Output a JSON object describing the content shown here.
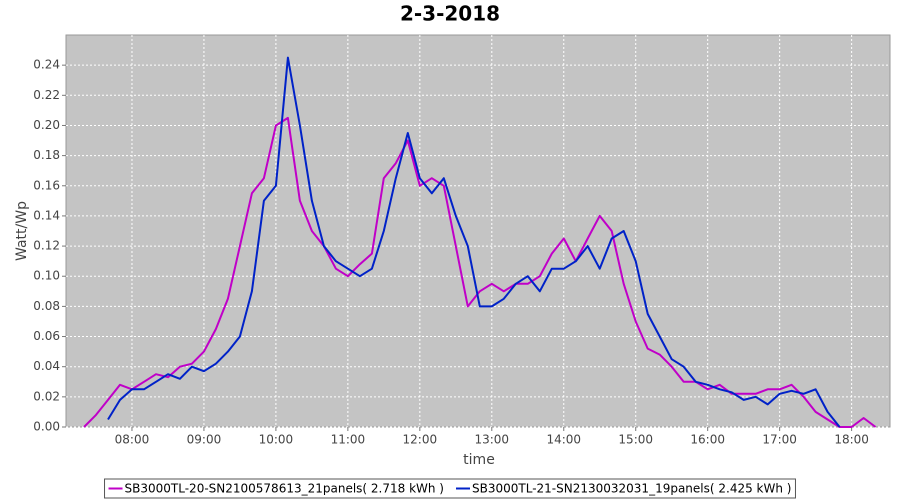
{
  "chart_data": {
    "type": "line",
    "title": "2-3-2018",
    "x_label": "time",
    "y_label": "Watt/Wp",
    "x": [
      "07:20",
      "07:30",
      "07:40",
      "07:50",
      "08:00",
      "08:10",
      "08:20",
      "08:30",
      "08:40",
      "08:50",
      "09:00",
      "09:10",
      "09:20",
      "09:30",
      "09:40",
      "09:50",
      "10:00",
      "10:10",
      "10:20",
      "10:30",
      "10:40",
      "10:50",
      "11:00",
      "11:10",
      "11:20",
      "11:30",
      "11:40",
      "11:50",
      "12:00",
      "12:10",
      "12:20",
      "12:30",
      "12:40",
      "12:50",
      "13:00",
      "13:10",
      "13:20",
      "13:30",
      "13:40",
      "13:50",
      "14:00",
      "14:10",
      "14:20",
      "14:30",
      "14:40",
      "14:50",
      "15:00",
      "15:10",
      "15:20",
      "15:30",
      "15:40",
      "15:50",
      "16:00",
      "16:10",
      "16:20",
      "16:30",
      "16:40",
      "16:50",
      "17:00",
      "17:10",
      "17:20",
      "17:30",
      "17:40",
      "17:50",
      "18:00",
      "18:10",
      "18:20"
    ],
    "series": [
      {
        "name": "SB3000TL-20-SN2100578613_21panels( 2.718 kWh )",
        "color": "#c000c8",
        "values": [
          0,
          0.008,
          0.018,
          0.028,
          0.025,
          0.03,
          0.035,
          0.033,
          0.04,
          0.042,
          0.05,
          0.065,
          0.085,
          0.12,
          0.155,
          0.165,
          0.2,
          0.205,
          0.15,
          0.13,
          0.12,
          0.105,
          0.1,
          0.108,
          0.115,
          0.165,
          0.175,
          0.19,
          0.16,
          0.165,
          0.16,
          0.12,
          0.08,
          0.09,
          0.095,
          0.09,
          0.095,
          0.095,
          0.1,
          0.115,
          0.125,
          0.11,
          0.125,
          0.14,
          0.13,
          0.095,
          0.07,
          0.052,
          0.048,
          0.04,
          0.03,
          0.03,
          0.025,
          0.028,
          0.022,
          0.022,
          0.022,
          0.025,
          0.025,
          0.028,
          0.02,
          0.01,
          0.005,
          0,
          0,
          0.006,
          0
        ]
      },
      {
        "name": "SB3000TL-21-SN2130032031_19panels( 2.425 kWh )",
        "color": "#0022c8",
        "values": [
          null,
          null,
          0.005,
          0.018,
          0.025,
          0.025,
          0.03,
          0.035,
          0.032,
          0.04,
          0.037,
          0.042,
          0.05,
          0.06,
          0.09,
          0.15,
          0.16,
          0.245,
          0.2,
          0.15,
          0.12,
          0.11,
          0.105,
          0.1,
          0.105,
          0.13,
          0.165,
          0.195,
          0.165,
          0.155,
          0.165,
          0.14,
          0.12,
          0.08,
          0.08,
          0.085,
          0.095,
          0.1,
          0.09,
          0.105,
          0.105,
          0.11,
          0.12,
          0.105,
          0.125,
          0.13,
          0.11,
          0.075,
          0.06,
          0.045,
          0.04,
          0.03,
          0.028,
          0.025,
          0.023,
          0.018,
          0.02,
          0.015,
          0.022,
          0.024,
          0.022,
          0.025,
          0.01,
          0,
          null,
          null,
          null
        ]
      }
    ],
    "xlim": [
      "07:05",
      "18:32"
    ],
    "xticks": [
      "08:00",
      "09:00",
      "10:00",
      "11:00",
      "12:00",
      "13:00",
      "14:00",
      "15:00",
      "16:00",
      "17:00",
      "18:00"
    ],
    "ylim": [
      0,
      0.26
    ],
    "yticks": [
      {
        "value": 0,
        "label": "0.00"
      },
      {
        "value": 0.02,
        "label": "0.02"
      },
      {
        "value": 0.04,
        "label": "0.04"
      },
      {
        "value": 0.06,
        "label": "0.06"
      },
      {
        "value": 0.08,
        "label": "0.08"
      },
      {
        "value": 0.1,
        "label": "0.10"
      },
      {
        "value": 0.12,
        "label": "0.12"
      },
      {
        "value": 0.14,
        "label": "0.14"
      },
      {
        "value": 0.16,
        "label": "0.16"
      },
      {
        "value": 0.18,
        "label": "0.18"
      },
      {
        "value": 0.2,
        "label": "0.20"
      },
      {
        "value": 0.22,
        "label": "0.22"
      },
      {
        "value": 0.24,
        "label": "0.24"
      }
    ],
    "grid": true,
    "legend": "bottom"
  }
}
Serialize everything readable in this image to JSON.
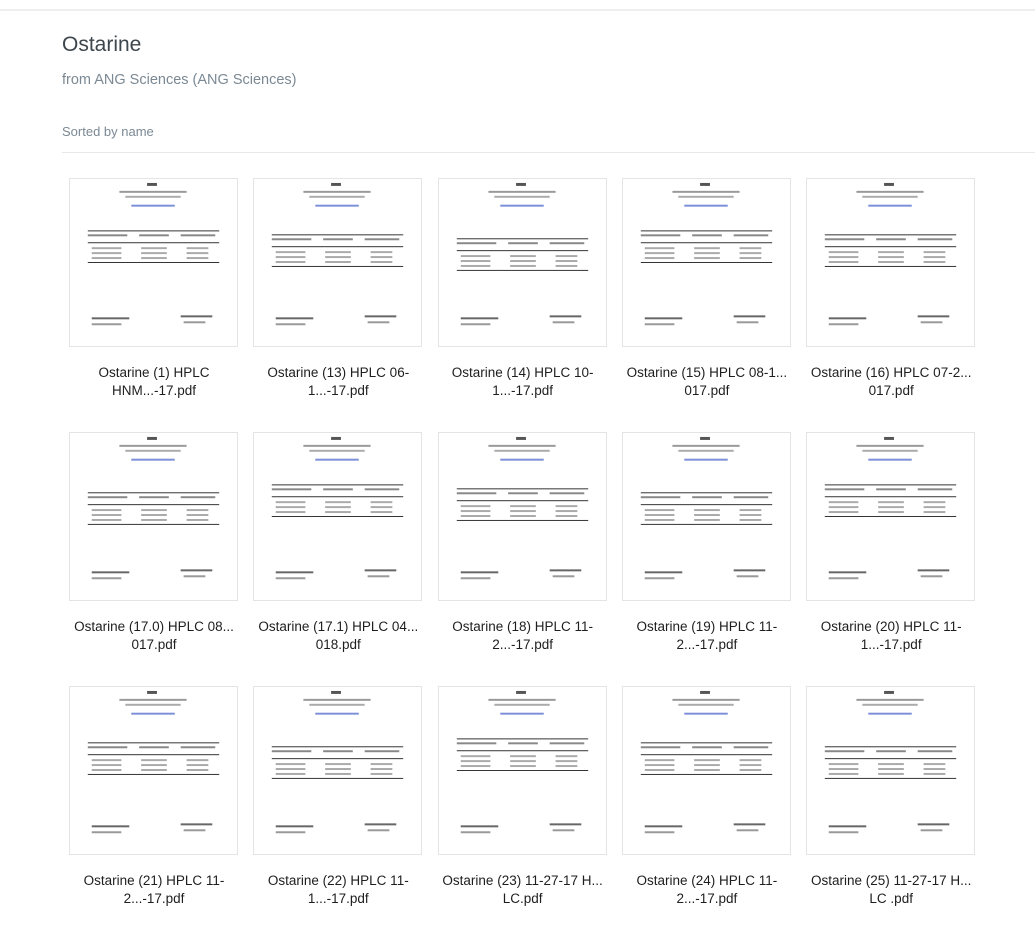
{
  "folder": {
    "title": "Ostarine",
    "subtitle": "from ANG Sciences (ANG Sciences)",
    "sort_label": "Sorted by name"
  },
  "files": [
    {
      "line1": "Ostarine (1) HPLC",
      "line2": "HNM...-17.pdf",
      "icon": "pdf-thumbnail"
    },
    {
      "line1": "Ostarine (13) HPLC 06-",
      "line2": "1...-17.pdf",
      "icon": "pdf-thumbnail"
    },
    {
      "line1": "Ostarine (14) HPLC 10-",
      "line2": "1...-17.pdf",
      "icon": "pdf-thumbnail"
    },
    {
      "line1": "Ostarine (15) HPLC 08-1...",
      "line2": "017.pdf",
      "icon": "pdf-thumbnail"
    },
    {
      "line1": "Ostarine (16) HPLC 07-2...",
      "line2": "017.pdf",
      "icon": "pdf-thumbnail"
    },
    {
      "line1": "Ostarine (17.0) HPLC 08...",
      "line2": "017.pdf",
      "icon": "pdf-thumbnail"
    },
    {
      "line1": "Ostarine (17.1) HPLC 04...",
      "line2": "018.pdf",
      "icon": "pdf-thumbnail"
    },
    {
      "line1": "Ostarine (18) HPLC 11-",
      "line2": "2...-17.pdf",
      "icon": "pdf-thumbnail"
    },
    {
      "line1": "Ostarine (19) HPLC 11-",
      "line2": "2...-17.pdf",
      "icon": "pdf-thumbnail"
    },
    {
      "line1": "Ostarine (20) HPLC 11-",
      "line2": "1...-17.pdf",
      "icon": "pdf-thumbnail"
    },
    {
      "line1": "Ostarine (21) HPLC 11-",
      "line2": "2...-17.pdf",
      "icon": "pdf-thumbnail"
    },
    {
      "line1": "Ostarine (22) HPLC 11-",
      "line2": "1...-17.pdf",
      "icon": "pdf-thumbnail"
    },
    {
      "line1": "Ostarine (23) 11-27-17 H...",
      "line2": "LC.pdf",
      "icon": "pdf-thumbnail"
    },
    {
      "line1": "Ostarine (24) HPLC 11-",
      "line2": "2...-17.pdf",
      "icon": "pdf-thumbnail"
    },
    {
      "line1": "Ostarine (25) 11-27-17 H...",
      "line2": "LC .pdf",
      "icon": "pdf-thumbnail"
    }
  ]
}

#### Given instruction
Each line containing "name" counts once; state the total number of such lines and nothing else.

#### Worked answer
3